(Exercise): Retype each entry below exactly as it stands.
-- start Task input --
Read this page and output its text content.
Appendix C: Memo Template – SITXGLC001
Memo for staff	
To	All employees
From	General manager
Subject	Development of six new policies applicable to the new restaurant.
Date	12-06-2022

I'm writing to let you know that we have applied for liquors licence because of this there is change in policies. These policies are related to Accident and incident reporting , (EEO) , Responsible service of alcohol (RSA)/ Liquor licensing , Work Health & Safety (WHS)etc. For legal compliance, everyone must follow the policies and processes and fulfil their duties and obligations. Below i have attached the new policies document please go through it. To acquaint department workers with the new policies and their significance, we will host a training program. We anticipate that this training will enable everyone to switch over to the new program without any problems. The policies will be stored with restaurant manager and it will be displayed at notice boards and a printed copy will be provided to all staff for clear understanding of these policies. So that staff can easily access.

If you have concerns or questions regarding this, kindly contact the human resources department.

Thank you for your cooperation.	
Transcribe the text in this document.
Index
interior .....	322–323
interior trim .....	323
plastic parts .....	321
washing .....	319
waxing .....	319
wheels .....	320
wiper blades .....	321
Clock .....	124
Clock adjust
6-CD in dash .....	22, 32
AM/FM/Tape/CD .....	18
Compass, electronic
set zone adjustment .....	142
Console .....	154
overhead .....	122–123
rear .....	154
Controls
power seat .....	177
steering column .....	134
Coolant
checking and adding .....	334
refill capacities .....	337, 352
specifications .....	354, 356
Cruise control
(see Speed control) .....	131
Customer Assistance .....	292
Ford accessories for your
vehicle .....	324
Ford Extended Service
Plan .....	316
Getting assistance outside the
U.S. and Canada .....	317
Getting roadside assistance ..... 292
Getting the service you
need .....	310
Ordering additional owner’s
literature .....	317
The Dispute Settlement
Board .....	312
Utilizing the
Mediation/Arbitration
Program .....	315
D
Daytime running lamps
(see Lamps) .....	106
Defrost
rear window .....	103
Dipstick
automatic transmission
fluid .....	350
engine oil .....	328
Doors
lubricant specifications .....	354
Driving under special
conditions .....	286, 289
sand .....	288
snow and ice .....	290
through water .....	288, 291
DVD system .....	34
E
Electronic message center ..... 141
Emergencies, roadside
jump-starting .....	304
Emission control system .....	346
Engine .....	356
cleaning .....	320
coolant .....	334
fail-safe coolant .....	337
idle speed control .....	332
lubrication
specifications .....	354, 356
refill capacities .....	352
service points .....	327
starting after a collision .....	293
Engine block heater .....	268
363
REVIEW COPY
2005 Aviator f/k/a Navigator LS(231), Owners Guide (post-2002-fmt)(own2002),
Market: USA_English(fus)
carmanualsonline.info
-- end Task input --
(Solution to this problem):
Read this page and output its text content.
Appendix C: Memo Template – SITXGLC001
Memo for staff	
To	All employees
From	General manager
Subject	Development of six new policies applicable to the new restaurant.
Date	12-06-2022

I'm writing to let you know that we have applied for liquors licence because of this there is change in policies. These policies are related to Accident and incident reporting , (EEO) , Responsible service of alcohol (RSA)/ Liquor licensing , Work Health & Safety (WHS)etc. For legal compliance, everyone must follow the policies and processes and fulfil their duties and obligations. Below i have attached the new policies document please go through it. To acquaint department workers with the new policies and their significance, we will host a training program. We anticipate that this training will enable everyone to switch over to the new program without any problems. The policies will be stored with restaurant manager and it will be displayed at notice boards and a printed copy will be provided to all staff for clear understanding of these policies. So that staff can easily access.

If you have concerns or questions regarding this, kindly contact the human resources department.

Thank you for your cooperation.	
Transcribe the text in this document.
Index
interior .....	322–323
interior trim .....	323
plastic parts .....	321
washing .....	319
waxing .....	319
wheels .....	320
wiper blades .....	321
Clock .....	124
Clock adjust
6-CD in dash .....	22, 32
AM/FM/Tape/CD .....	18
Compass, electronic
set zone adjustment .....	142
Console .....	154
overhead .....	122–123
rear .....	154
Controls
power seat .....	177
steering column .....	134
Coolant
checking and adding .....	334
refill capacities .....	337, 352
specifications .....	354, 356
Cruise control
(see Speed control) .....	131
Customer Assistance .....	292
Ford accessories for your
vehicle .....	324
Ford Extended Service
Plan .....	316
Getting assistance outside the
U.S. and Canada .....	317
Getting roadside assistance ..... 292
Getting the service you
need .....	310
Ordering additional owner’s
literature .....	317
The Dispute Settlement
Board .....	312
Utilizing the
Mediation/Arbitration
Program .....	315
D
Daytime running lamps
(see Lamps) .....	106
Defrost
rear window .....	103
Dipstick
automatic transmission
fluid .....	350
engine oil .....	328
Doors
lubricant specifications .....	354
Driving under special
conditions .....	286, 289
sand .....	288
snow and ice .....	290
through water .....	288, 291
DVD system .....	34
E
Electronic message center ..... 141
Emergencies, roadside
jump-starting .....	304
Emission control system .....	346
Engine .....	356
cleaning .....	320
coolant .....	334
fail-safe coolant .....	337
idle speed control .....	332
lubrication
specifications .....	354, 356
refill capacities .....	352
service points .....	327
starting after a collision .....	293
Engine block heater .....	268
363
REVIEW COPY
2005 Aviator f/k/a Navigator LS(231), Owners Guide (post-2002-fmt)(own2002),
Market: USA_English(fus)
carmanualsonline.info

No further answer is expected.